Print the data that follows exactly.

### Entries from a dataset
_ _ _ _
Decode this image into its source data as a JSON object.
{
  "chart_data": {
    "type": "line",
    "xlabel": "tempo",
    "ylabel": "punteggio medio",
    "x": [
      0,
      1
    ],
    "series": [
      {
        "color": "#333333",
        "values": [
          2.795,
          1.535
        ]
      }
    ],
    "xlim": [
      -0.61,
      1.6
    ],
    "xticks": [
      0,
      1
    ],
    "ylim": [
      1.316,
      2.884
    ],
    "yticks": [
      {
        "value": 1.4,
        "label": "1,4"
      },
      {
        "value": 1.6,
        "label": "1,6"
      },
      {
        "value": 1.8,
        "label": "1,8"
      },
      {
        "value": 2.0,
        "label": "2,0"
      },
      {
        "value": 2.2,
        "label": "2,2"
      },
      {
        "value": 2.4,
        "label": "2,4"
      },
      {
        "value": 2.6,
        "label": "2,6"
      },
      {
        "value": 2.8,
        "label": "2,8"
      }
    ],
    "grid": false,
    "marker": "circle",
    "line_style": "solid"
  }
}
_ _ _ _
### WORKED SOLUTION
Decode this image into its source data as a JSON object.
{
  "chart_data": {
    "type": "line",
    "xlabel": "tempo",
    "ylabel": "punteggio medio",
    "x": [
      0,
      1
    ],
    "series": [
      {
        "color": "#333333",
        "values": [
          2.795,
          1.535
        ]
      }
    ],
    "xlim": [
      -0.61,
      1.6
    ],
    "xticks": [
      0,
      1
    ],
    "ylim": [
      1.316,
      2.884
    ],
    "yticks": [
      {
        "value": 1.4,
        "label": "1,4"
      },
      {
        "value": 1.6,
        "label": "1,6"
      },
      {
        "value": 1.8,
        "label": "1,8"
      },
      {
        "value": 2.0,
        "label": "2,0"
      },
      {
        "value": 2.2,
        "label": "2,2"
      },
      {
        "value": 2.4,
        "label": "2,4"
      },
      {
        "value": 2.6,
        "label": "2,6"
      },
      {
        "value": 2.8,
        "label": "2,8"
      }
    ],
    "grid": false,
    "marker": "circle",
    "line_style": "solid"
  }
}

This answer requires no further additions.